*Aim*
Collect all the lines that mention the word "Admin".

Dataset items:

··········

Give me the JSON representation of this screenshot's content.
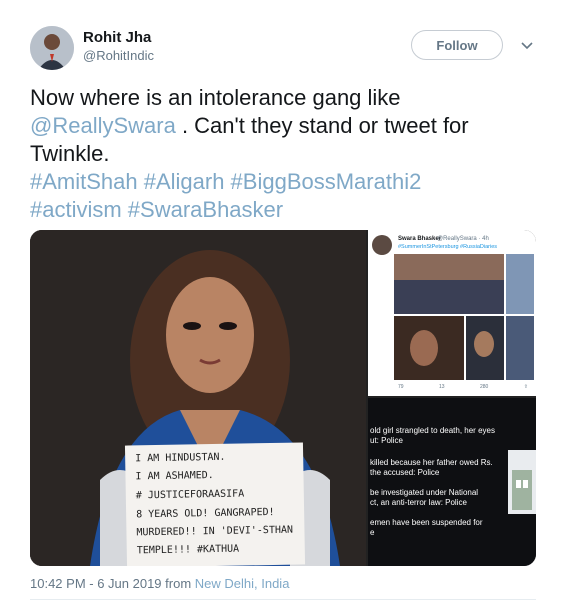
{
  "author": {
    "name": "Rohit Jha",
    "handle": "@RohitIndic"
  },
  "follow_label": "Follow",
  "text": {
    "part1": "Now where is an intolerance gang like ",
    "mention": "@ReallySwara",
    "part2": " . Can't they stand or tweet for Twinkle."
  },
  "hashtags": {
    "line1": "#AmitShah #Aligarh #BiggBossMarathi2",
    "line2": "#activism #SwaraBhasker"
  },
  "media": {
    "sign_lines": [
      "I AM HINDUSTAN.",
      "I AM ASHAMED.",
      "# JUSTICEFORAASIFA",
      "8 YEARS OLD! GANGRAPED!",
      "MURDERED!! IN 'DEVI'-STHAN",
      "TEMPLE!!! #KATHUA"
    ],
    "embedded_tweet": {
      "name": "Swara Bhasker",
      "handle": "@ReallySwara · 4h",
      "tags": "#SummerInStPetersburg #RussiaDiaries",
      "actions": [
        "79",
        "13",
        "280",
        ""
      ]
    },
    "news_lines": [
      "old girl strangled to death, her eyes",
      "ut: Police",
      "killed because her father owed Rs.",
      "the accused: Police",
      "be investigated under National",
      "ct, an anti-terror law: Police",
      "emen have been suspended for",
      "e"
    ]
  },
  "footer": {
    "time": "10:42 PM - 6 Jun 2019 from ",
    "location": "New Delhi, India"
  }
}
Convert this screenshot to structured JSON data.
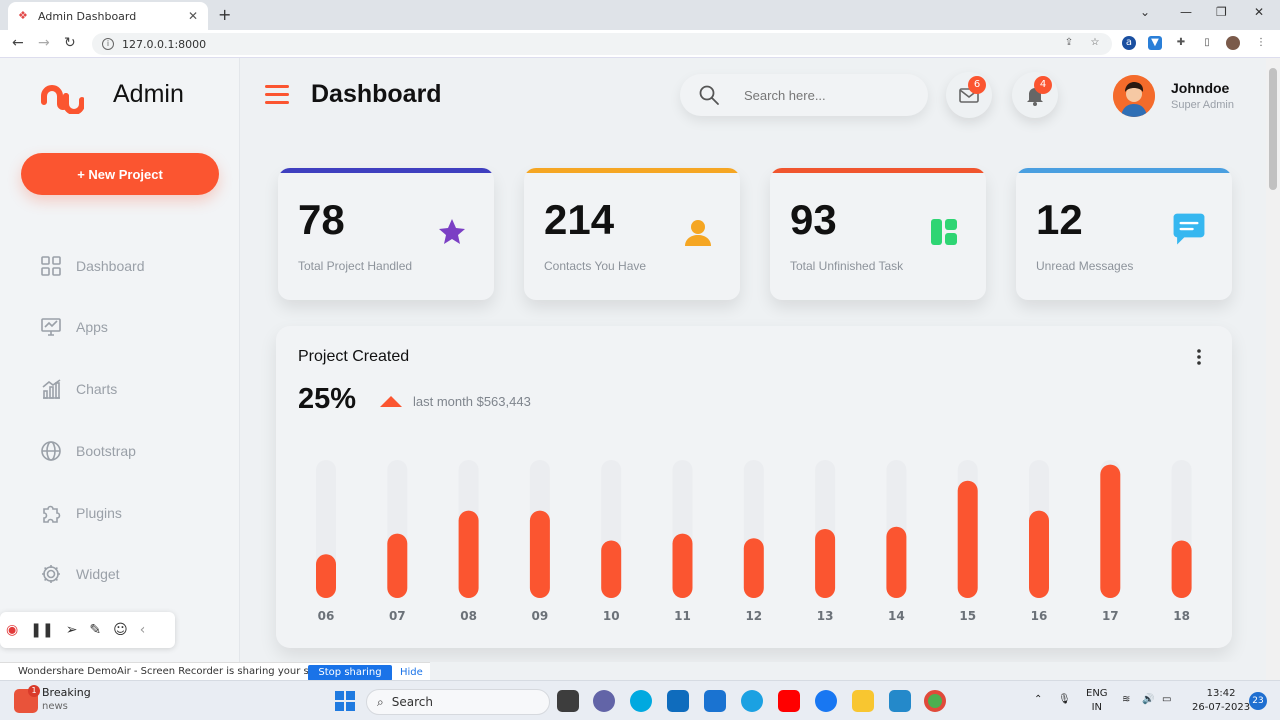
{
  "browser": {
    "tab_title": "Admin Dashboard",
    "tab_close": "✕",
    "new_tab": "+",
    "url": "127.0.0.1:8000",
    "nav": {
      "back": "←",
      "forward": "→",
      "reload": "↻"
    },
    "window_controls": {
      "minimize": "⌄",
      "min": "—",
      "max": "❐",
      "close": "✕"
    }
  },
  "sidebar": {
    "brand": "Admin",
    "new_project_label": "+ New Project",
    "items": [
      {
        "label": "Dashboard",
        "icon": "grid-icon"
      },
      {
        "label": "Apps",
        "icon": "monitor-icon"
      },
      {
        "label": "Charts",
        "icon": "bar-chart-icon"
      },
      {
        "label": "Bootstrap",
        "icon": "globe-icon"
      },
      {
        "label": "Plugins",
        "icon": "puzzle-icon"
      },
      {
        "label": "Widget",
        "icon": "gear-icon"
      }
    ]
  },
  "header": {
    "title": "Dashboard",
    "search_placeholder": "Search here...",
    "mail_count": "6",
    "notification_count": "4",
    "user_name": "Johndoe",
    "user_role": "Super Admin"
  },
  "stats": [
    {
      "value": "78",
      "label": "Total Project Handled",
      "color": "#3f3fbf",
      "icon": "star-icon"
    },
    {
      "value": "214",
      "label": "Contacts You Have",
      "color": "#f5a623",
      "icon": "user-icon"
    },
    {
      "value": "93",
      "label": "Total Unfinished Task",
      "color": "#f0552e",
      "icon": "layout-icon"
    },
    {
      "value": "12",
      "label": "Unread Messages",
      "color": "#4a9fe0",
      "icon": "chat-icon"
    }
  ],
  "panel": {
    "title": "Project Created",
    "percent": "25%",
    "delta_text": "last month $563,443"
  },
  "chart_data": {
    "type": "bar",
    "categories": [
      "06",
      "07",
      "08",
      "09",
      "10",
      "11",
      "12",
      "13",
      "14",
      "15",
      "16",
      "17",
      "18"
    ],
    "values": [
      19,
      28,
      38,
      38,
      25,
      28,
      26,
      30,
      31,
      51,
      38,
      58,
      25
    ],
    "ylim": [
      0,
      60
    ],
    "color": "#fb5530"
  },
  "screen_share": {
    "text": "Wondershare DemoAir - Screen Recorder is sharing your screen.",
    "stop_label": "Stop sharing",
    "hide_label": "Hide"
  },
  "taskbar": {
    "news_title": "Breaking",
    "news_sub": "news",
    "news_badge": "1",
    "search_label": "Search",
    "lang": "ENG",
    "region": "IN",
    "time": "13:42",
    "date": "26-07-2023",
    "notif_count": "23"
  },
  "colors": {
    "accent": "#fb5530",
    "bg": "#eef1f3"
  }
}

··········

*Written response*
    "tab_title": "Admin Dashboard",
    "brand": "Admin",
    "user_role": "Super Admin"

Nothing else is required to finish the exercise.